● Problem details
Look through the records below and collect all lines that hold the string "个百分点".
##########
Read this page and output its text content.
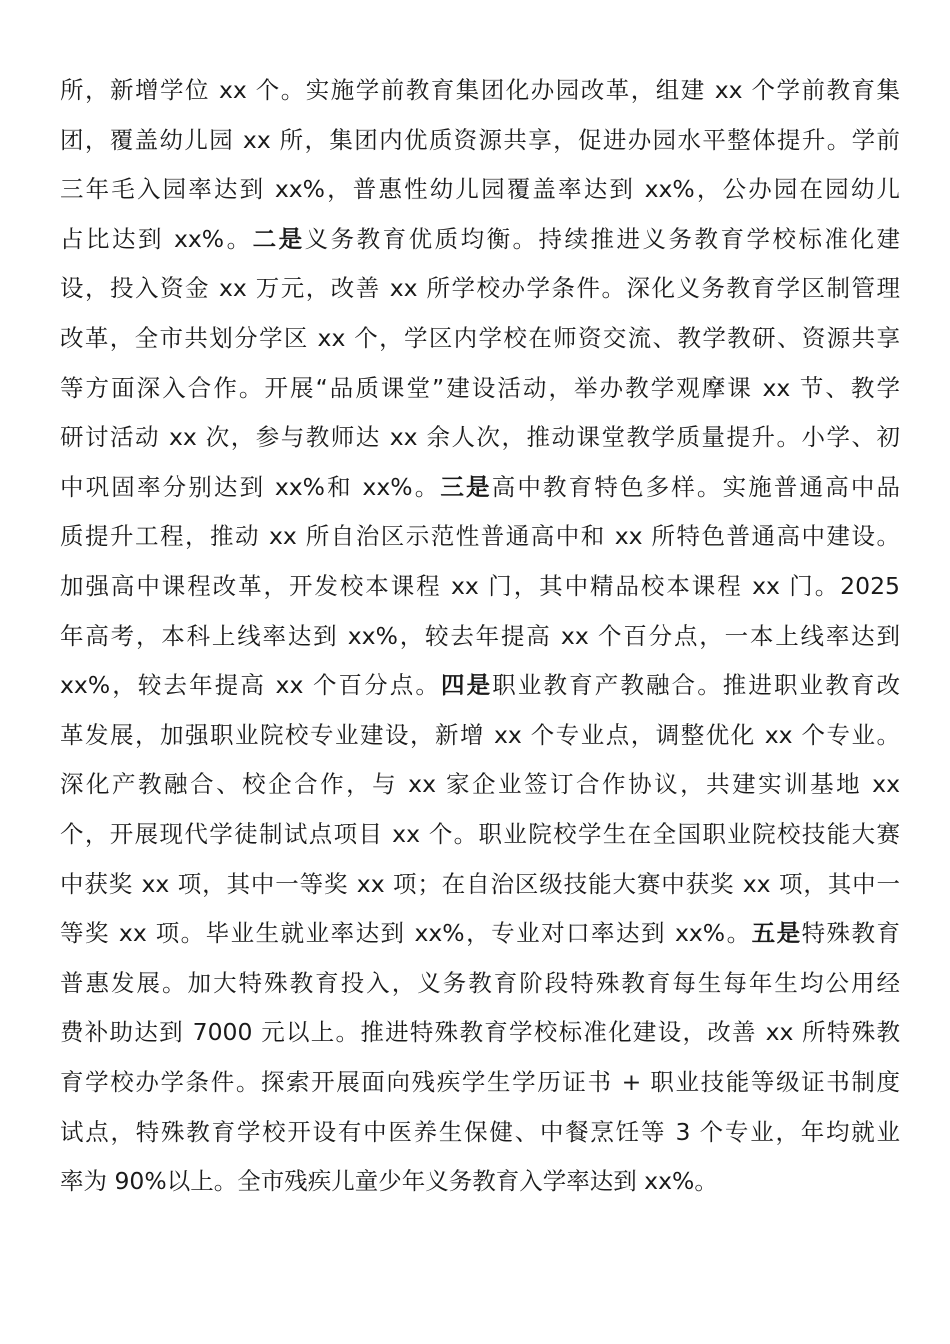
所，新增学位 xx 个。实施学前教育集团化办园改革，组建 xx 个学前教育集

团，覆盖幼儿园 xx 所，集团内优质资源共享，促进办园水平整体提升。学前

三年毛入园率达到 xx%，普惠性幼儿园覆盖率达到 xx%，公办园在园幼儿

占比达到 xx%。二是义务教育优质均衡。持续推进义务教育学校标准化建

设，投入资金 xx 万元，改善 xx 所学校办学条件。深化义务教育学区制管理

改革，全市共划分学区 xx 个，学区内学校在师资交流、教学教研、资源共享

等方面深入合作。开展“品质课堂”建设活动，举办教学观摩课 xx 节、教学

研讨活动 xx 次，参与教师达 xx 余人次，推动课堂教学质量提升。小学、初

中巩固率分别达到 xx%和 xx%。三是高中教育特色多样。实施普通高中品

质提升工程，推动 xx 所自治区示范性普通高中和 xx 所特色普通高中建设。

加强高中课程改革，开发校本课程 xx 门，其中精品校本课程 xx 门。2025

年高考，本科上线率达到 xx%，较去年提高 xx 个百分点，一本上线率达到

xx%，较去年提高 xx 个百分点。四是职业教育产教融合。推进职业教育改

革发展，加强职业院校专业建设，新增 xx 个专业点，调整优化 xx 个专业。

深化产教融合、校企合作，与 xx 家企业签订合作协议，共建实训基地 xx

个，开展现代学徒制试点项目 xx 个。职业院校学生在全国职业院校技能大赛

中获奖 xx 项，其中一等奖 xx 项；在自治区级技能大赛中获奖 xx 项，其中一

等奖 xx 项。毕业生就业率达到 xx%，专业对口率达到 xx%。五是特殊教育

普惠发展。加大特殊教育投入，义务教育阶段特殊教育每生每年生均公用经

费补助达到 7000 元以上。推进特殊教育学校标准化建设，改善 xx 所特殊教

育学校办学条件。探索开展面向残疾学生学历证书 + 职业技能等级证书制度

试点，特殊教育学校开设有中医养生保健、中餐烹饪等 3 个专业，年均就业

率为 90%以上。全市残疾儿童少年义务教育入学率达到 xx%。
##########
● Written solution
年高考，本科上线率达到 xx%，较去年提高 xx 个百分点，一本上线率达到
xx%，较去年提高 xx 个百分点。四是职业教育产教融合。推进职业教育改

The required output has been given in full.